**Given records:**
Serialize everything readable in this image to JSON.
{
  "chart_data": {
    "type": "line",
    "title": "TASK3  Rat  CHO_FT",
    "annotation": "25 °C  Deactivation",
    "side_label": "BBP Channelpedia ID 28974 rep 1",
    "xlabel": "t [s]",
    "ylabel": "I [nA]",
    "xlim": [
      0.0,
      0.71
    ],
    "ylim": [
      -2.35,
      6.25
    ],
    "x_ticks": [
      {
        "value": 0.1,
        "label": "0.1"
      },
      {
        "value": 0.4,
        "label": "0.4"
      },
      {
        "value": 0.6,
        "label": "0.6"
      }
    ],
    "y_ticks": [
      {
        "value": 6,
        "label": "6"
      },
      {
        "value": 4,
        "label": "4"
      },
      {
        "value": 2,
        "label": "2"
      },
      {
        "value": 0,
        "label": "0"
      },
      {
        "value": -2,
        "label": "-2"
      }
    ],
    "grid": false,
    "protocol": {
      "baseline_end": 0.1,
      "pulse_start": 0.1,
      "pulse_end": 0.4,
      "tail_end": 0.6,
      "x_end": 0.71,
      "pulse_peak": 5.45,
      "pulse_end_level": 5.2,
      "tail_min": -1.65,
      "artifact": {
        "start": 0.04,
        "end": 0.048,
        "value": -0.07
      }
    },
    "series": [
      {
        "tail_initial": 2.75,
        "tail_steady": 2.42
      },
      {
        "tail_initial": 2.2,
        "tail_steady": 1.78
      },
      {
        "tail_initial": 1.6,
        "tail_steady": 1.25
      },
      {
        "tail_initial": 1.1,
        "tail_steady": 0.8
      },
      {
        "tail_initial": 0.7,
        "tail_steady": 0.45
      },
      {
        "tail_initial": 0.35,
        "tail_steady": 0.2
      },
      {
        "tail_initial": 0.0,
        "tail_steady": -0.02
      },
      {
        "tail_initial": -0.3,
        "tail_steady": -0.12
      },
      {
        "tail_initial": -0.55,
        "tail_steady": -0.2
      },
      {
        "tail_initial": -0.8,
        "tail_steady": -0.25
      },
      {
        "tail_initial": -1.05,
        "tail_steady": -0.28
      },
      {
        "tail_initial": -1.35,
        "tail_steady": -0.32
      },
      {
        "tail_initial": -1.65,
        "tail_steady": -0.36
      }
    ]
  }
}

* * *

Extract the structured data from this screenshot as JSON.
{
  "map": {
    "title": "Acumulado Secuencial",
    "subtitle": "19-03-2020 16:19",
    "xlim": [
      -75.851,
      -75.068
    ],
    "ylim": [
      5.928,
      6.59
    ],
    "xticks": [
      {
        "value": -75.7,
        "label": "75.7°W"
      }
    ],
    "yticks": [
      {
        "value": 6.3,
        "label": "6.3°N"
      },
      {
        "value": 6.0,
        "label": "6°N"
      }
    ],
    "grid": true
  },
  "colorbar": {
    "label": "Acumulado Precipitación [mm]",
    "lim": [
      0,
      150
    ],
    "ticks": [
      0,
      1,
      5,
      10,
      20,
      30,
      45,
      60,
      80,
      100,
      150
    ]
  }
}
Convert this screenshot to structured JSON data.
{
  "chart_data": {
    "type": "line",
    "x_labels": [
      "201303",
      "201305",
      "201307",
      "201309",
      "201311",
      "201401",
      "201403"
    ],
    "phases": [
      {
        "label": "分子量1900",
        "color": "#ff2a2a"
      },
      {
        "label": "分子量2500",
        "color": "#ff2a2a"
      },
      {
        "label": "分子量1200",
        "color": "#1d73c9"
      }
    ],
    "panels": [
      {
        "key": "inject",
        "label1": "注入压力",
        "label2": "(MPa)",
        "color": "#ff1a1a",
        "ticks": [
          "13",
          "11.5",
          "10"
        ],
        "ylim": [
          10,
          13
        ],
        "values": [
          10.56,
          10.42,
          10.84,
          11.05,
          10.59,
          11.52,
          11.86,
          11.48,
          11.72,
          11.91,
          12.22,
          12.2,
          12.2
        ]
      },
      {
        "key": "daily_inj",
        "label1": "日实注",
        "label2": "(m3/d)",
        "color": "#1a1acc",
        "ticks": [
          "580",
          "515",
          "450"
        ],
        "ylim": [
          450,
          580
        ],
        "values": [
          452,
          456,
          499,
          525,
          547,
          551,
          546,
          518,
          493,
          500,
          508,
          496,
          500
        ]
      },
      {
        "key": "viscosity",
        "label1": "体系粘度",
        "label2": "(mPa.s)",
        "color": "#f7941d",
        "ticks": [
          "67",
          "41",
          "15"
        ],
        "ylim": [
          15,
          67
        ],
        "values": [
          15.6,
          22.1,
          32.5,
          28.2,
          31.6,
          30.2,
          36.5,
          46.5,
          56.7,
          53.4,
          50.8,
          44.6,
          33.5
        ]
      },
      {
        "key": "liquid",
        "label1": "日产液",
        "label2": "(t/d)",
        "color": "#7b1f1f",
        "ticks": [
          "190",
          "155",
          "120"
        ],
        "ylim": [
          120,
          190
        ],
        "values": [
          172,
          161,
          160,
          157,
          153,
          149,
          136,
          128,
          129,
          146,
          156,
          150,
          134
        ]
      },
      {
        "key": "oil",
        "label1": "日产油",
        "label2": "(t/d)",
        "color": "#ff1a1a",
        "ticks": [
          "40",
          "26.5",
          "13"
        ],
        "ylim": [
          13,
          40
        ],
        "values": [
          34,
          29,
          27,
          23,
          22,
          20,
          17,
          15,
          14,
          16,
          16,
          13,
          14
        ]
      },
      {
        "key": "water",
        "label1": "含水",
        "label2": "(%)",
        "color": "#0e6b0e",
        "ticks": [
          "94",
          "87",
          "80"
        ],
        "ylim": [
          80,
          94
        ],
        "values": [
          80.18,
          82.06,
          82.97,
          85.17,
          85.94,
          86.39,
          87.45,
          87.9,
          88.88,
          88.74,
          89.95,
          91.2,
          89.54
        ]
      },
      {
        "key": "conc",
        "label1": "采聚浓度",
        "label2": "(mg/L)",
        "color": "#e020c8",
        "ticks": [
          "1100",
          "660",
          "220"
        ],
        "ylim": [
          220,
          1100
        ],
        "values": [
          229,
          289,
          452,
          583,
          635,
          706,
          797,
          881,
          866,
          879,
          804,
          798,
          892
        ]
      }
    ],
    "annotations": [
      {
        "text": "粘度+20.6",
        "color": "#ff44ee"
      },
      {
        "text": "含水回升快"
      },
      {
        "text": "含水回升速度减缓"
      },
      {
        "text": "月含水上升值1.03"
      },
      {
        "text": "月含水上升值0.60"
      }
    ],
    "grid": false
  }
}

**Requirement:** Copy out every line of the data that includes "text".

**Answer:**
        "text": "粘度+20.6",
        "text": "含水回升快"
        "text": "含水回升速度减缓"
        "text": "月含水上升值1.03"
        "text": "月含水上升值0.60"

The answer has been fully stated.